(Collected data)
******************************

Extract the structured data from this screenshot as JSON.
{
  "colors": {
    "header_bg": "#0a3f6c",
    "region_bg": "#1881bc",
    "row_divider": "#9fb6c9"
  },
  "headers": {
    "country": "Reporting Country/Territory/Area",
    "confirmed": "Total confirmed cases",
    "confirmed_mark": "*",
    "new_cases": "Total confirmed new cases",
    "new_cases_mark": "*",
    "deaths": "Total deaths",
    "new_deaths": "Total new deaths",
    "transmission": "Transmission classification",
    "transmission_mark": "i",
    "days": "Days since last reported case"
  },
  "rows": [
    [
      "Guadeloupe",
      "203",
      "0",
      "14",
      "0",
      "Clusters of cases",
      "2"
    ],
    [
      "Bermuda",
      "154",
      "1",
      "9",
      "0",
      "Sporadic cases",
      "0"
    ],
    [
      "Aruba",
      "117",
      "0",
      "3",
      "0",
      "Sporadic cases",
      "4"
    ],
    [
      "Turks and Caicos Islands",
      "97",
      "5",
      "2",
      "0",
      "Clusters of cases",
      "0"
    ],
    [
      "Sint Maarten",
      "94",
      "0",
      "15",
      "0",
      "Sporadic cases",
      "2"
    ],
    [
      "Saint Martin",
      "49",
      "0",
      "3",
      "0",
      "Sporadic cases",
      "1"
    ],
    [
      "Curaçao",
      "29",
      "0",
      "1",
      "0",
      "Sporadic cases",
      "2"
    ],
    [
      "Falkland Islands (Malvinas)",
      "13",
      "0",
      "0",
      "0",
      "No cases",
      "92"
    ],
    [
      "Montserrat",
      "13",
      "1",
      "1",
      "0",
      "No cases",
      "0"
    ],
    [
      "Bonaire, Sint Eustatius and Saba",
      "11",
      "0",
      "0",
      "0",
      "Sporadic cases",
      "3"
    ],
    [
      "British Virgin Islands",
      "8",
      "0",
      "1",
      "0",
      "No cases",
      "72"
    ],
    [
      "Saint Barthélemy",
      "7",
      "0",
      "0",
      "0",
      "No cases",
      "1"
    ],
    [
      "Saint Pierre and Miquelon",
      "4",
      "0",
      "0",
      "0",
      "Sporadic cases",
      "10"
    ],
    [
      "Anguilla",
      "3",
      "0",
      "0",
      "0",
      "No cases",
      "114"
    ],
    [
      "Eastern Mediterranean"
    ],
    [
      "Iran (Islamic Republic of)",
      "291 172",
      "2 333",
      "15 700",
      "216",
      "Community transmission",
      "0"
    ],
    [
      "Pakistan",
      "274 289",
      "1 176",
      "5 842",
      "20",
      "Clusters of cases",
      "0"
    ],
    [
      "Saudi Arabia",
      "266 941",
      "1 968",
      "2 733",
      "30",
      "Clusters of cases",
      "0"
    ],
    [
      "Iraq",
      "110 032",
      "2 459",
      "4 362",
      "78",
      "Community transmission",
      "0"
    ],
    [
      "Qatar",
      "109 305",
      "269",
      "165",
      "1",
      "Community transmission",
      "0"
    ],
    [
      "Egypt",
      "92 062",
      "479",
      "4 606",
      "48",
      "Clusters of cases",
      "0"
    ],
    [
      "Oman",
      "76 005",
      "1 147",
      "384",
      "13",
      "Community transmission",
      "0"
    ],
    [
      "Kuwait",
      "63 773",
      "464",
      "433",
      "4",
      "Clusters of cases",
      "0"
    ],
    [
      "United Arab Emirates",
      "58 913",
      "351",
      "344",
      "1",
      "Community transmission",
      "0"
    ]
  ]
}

******************************

**What you have to do:**
Find every line of the data that holds the string "Total", then say how many there are and nothing else.

**Written answer:**
4